== Exercise task ==
List every line below containing "деятельность".

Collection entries
---+---
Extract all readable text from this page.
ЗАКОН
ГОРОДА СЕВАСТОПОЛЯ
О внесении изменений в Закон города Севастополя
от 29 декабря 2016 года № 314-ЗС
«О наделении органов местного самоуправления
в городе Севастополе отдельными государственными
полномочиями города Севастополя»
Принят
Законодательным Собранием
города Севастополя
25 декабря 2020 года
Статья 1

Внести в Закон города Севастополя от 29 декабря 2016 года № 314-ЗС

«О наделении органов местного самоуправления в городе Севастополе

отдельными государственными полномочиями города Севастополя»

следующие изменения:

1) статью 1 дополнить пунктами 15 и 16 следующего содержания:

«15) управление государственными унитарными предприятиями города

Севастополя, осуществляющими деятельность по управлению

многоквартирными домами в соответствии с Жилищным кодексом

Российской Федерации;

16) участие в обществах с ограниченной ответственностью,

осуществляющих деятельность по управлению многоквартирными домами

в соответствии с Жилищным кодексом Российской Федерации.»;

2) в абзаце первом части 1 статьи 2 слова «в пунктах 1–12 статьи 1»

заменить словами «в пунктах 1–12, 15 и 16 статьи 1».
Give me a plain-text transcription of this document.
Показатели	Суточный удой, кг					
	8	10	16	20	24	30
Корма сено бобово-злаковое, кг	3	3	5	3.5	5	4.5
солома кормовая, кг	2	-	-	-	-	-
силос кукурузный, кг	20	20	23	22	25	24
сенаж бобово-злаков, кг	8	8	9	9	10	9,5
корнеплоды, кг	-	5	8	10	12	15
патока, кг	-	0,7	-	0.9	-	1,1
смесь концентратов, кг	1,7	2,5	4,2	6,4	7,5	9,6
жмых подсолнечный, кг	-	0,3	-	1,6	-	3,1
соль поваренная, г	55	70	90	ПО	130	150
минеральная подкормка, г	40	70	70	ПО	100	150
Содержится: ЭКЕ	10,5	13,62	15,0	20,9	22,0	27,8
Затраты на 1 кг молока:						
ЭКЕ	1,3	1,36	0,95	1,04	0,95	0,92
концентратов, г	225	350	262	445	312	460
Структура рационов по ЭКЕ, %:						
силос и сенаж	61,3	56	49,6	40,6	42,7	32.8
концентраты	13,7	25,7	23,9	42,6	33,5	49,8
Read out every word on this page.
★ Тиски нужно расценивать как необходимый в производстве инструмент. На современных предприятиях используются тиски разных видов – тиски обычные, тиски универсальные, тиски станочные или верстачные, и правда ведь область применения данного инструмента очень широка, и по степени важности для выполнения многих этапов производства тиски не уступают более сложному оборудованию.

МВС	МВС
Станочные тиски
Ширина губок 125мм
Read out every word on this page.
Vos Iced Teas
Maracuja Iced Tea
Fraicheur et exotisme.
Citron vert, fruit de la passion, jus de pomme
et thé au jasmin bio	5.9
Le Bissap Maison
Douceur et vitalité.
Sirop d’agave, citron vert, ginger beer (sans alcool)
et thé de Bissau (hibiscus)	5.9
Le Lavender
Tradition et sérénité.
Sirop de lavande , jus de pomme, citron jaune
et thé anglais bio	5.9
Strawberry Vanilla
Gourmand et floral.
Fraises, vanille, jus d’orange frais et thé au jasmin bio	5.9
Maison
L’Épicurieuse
---+---
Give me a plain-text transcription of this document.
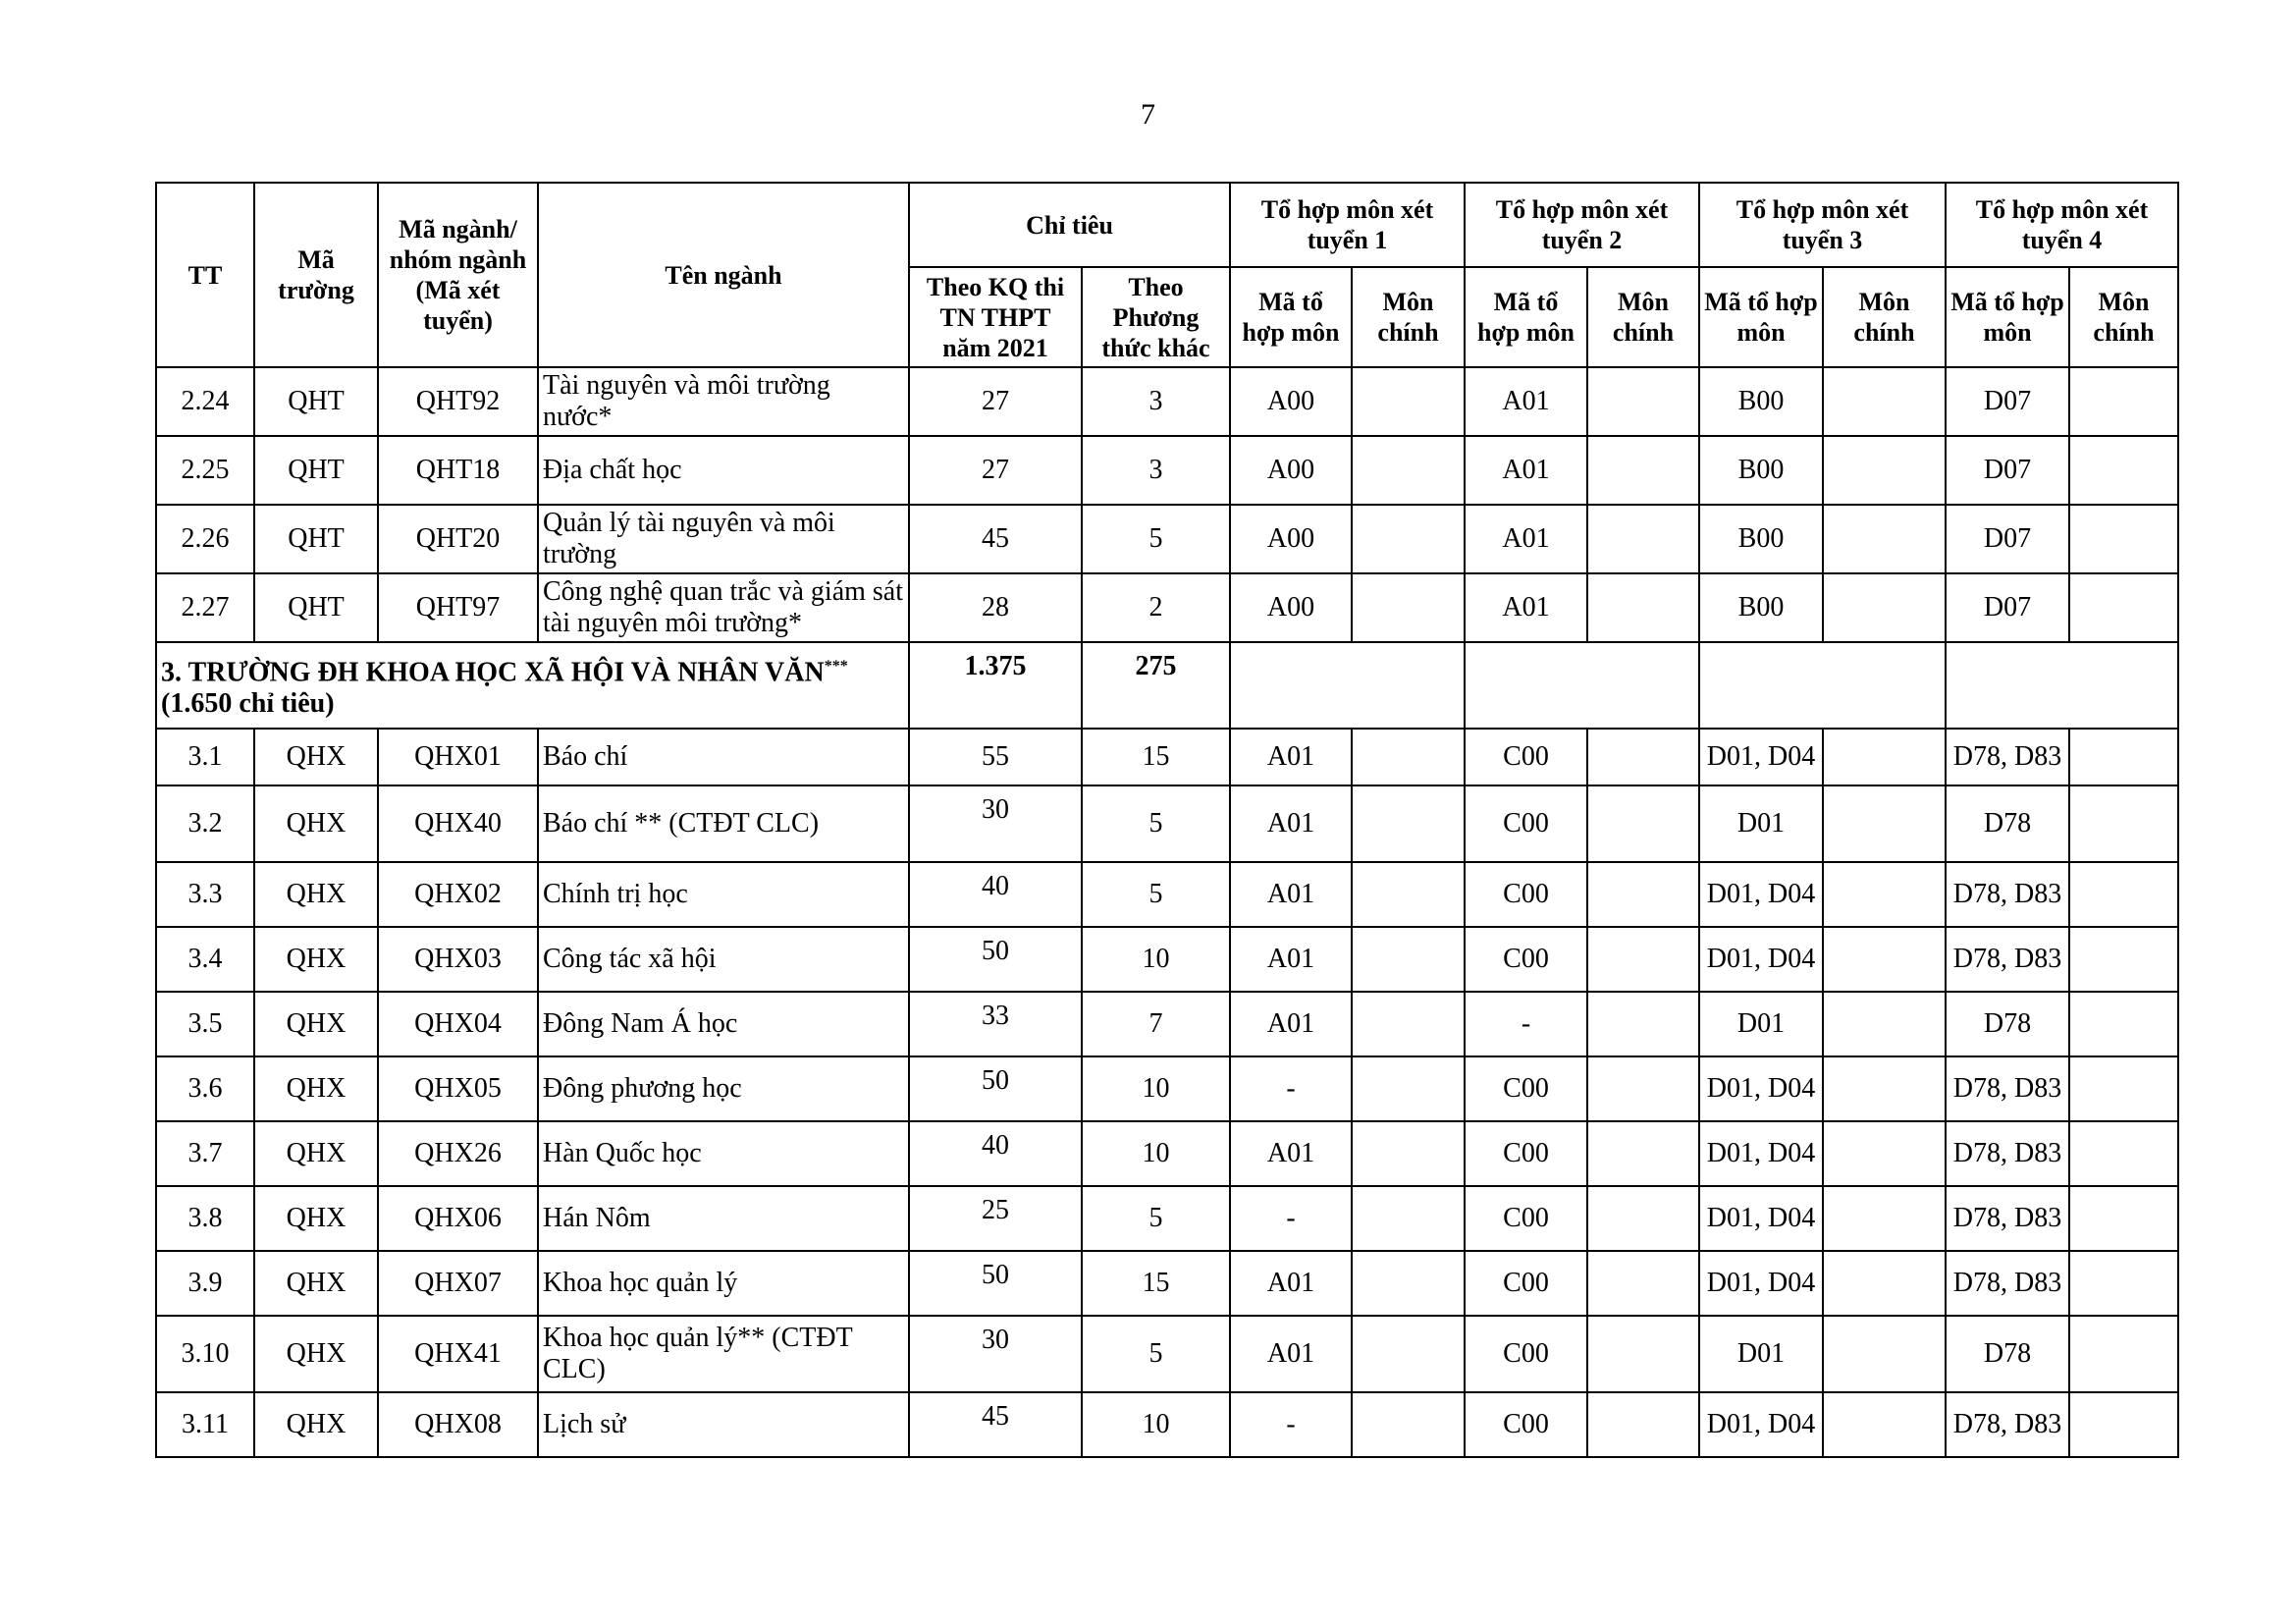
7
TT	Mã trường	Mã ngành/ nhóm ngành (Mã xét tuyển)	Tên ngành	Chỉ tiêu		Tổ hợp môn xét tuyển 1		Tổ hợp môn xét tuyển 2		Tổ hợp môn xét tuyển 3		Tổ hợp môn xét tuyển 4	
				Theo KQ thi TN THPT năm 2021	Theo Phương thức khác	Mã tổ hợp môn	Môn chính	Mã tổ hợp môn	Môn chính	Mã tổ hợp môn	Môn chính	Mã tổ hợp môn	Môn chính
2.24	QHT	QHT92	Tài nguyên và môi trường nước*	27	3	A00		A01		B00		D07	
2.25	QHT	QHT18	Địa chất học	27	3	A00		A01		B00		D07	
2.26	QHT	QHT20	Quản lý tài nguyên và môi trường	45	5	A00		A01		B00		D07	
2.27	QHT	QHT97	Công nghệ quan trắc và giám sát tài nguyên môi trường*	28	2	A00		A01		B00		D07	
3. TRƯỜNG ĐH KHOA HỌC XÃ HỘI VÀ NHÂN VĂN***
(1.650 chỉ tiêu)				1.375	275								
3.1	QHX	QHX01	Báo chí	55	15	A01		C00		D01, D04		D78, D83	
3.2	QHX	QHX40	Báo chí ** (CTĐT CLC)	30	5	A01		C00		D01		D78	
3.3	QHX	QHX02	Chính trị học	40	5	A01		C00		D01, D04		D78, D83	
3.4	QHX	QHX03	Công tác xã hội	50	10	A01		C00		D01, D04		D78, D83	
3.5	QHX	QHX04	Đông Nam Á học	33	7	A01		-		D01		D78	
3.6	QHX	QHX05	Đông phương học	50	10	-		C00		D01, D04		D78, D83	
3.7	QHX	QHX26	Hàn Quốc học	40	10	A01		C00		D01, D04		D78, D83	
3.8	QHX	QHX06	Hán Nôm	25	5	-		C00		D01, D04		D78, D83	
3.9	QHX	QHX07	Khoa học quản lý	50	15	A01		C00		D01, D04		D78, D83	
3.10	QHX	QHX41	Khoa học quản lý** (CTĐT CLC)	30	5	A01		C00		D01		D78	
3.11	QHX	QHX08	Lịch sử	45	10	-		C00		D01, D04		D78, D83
---+---
== Solution ==
Севастополя, осуществляющими деятельность по управлению
осуществляющих деятельность по управлению многоквартирными домами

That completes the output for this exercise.